**** Data

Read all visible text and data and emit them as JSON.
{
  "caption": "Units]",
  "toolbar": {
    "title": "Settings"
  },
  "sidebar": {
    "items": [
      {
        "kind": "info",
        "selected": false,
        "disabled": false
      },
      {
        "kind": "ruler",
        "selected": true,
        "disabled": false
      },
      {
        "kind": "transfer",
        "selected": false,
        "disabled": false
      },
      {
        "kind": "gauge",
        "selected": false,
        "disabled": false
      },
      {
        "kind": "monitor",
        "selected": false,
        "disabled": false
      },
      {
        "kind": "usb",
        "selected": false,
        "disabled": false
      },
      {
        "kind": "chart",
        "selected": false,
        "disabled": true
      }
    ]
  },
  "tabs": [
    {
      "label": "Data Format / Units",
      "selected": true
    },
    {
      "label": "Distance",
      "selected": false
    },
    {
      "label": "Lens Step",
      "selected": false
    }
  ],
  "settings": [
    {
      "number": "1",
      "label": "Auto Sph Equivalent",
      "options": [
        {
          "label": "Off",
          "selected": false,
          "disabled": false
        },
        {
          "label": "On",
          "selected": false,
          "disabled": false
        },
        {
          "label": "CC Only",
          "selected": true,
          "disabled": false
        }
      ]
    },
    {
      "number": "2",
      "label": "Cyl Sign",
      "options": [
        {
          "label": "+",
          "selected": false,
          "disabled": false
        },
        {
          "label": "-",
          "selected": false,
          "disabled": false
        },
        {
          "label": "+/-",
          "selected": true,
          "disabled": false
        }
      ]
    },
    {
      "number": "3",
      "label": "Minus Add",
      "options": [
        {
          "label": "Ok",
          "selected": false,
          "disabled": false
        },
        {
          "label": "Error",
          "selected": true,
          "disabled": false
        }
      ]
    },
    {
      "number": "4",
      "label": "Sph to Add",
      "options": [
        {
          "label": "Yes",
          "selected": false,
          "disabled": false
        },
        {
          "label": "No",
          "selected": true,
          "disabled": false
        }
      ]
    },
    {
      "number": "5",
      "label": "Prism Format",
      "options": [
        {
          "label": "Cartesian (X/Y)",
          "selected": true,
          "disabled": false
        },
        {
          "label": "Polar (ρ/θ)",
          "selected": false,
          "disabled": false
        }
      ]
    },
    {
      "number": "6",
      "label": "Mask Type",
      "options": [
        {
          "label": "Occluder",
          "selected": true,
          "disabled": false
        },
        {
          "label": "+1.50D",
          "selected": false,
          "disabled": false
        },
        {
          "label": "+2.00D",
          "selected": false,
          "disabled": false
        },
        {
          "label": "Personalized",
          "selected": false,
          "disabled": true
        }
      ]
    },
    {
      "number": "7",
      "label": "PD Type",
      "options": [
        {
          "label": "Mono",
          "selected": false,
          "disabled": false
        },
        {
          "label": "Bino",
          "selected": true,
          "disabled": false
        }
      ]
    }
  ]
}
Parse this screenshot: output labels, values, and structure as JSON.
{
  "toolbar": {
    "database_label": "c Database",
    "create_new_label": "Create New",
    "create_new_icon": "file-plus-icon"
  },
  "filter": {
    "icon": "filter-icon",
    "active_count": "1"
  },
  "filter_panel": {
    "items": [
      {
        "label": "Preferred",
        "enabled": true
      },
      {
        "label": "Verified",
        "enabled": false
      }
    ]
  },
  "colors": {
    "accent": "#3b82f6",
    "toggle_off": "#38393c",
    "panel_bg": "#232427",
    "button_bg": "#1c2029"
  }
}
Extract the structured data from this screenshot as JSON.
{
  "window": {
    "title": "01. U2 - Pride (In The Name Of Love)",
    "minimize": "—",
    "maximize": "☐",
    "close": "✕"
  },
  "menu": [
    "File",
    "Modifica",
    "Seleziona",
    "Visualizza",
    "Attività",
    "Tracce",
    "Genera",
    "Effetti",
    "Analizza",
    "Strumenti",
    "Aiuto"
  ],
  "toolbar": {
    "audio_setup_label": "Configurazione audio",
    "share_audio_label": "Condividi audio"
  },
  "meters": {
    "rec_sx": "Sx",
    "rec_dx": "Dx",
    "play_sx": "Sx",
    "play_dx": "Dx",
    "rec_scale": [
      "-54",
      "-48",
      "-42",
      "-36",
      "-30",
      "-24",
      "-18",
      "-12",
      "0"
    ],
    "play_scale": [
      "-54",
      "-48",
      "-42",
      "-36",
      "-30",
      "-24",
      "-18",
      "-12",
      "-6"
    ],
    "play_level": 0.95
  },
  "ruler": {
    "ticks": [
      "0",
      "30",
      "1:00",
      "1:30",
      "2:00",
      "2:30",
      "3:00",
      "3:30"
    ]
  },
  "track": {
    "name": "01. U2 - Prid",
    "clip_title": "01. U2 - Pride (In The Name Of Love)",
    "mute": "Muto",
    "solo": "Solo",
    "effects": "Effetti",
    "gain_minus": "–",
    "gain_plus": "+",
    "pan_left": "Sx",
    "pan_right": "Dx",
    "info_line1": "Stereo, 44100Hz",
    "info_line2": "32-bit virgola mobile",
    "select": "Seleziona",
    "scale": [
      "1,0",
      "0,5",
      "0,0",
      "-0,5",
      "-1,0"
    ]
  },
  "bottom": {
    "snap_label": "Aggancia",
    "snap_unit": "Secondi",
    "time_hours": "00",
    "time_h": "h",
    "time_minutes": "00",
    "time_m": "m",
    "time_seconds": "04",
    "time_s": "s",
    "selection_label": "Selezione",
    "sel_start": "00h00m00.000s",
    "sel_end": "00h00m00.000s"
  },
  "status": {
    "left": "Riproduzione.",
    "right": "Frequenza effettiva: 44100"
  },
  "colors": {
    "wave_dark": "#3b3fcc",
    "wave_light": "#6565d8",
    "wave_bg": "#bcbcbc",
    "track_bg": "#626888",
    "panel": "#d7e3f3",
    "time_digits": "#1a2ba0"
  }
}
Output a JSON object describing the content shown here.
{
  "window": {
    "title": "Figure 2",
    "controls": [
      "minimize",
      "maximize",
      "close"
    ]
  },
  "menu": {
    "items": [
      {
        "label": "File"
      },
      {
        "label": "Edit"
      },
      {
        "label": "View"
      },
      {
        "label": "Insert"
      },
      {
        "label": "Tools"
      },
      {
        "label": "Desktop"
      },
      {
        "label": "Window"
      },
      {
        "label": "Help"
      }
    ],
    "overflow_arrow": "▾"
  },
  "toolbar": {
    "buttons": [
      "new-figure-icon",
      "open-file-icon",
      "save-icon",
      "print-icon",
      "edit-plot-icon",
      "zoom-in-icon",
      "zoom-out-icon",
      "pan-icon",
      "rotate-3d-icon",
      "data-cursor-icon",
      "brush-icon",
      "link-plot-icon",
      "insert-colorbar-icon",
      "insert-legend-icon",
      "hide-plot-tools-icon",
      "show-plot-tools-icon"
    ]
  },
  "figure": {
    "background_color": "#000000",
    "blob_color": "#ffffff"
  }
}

********

For each line of the listing that holds the word "plot", show that line.

      "edit-plot-icon",
      "link-plot-icon",
      "hide-plot-tools-icon",
      "show-plot-tools-icon"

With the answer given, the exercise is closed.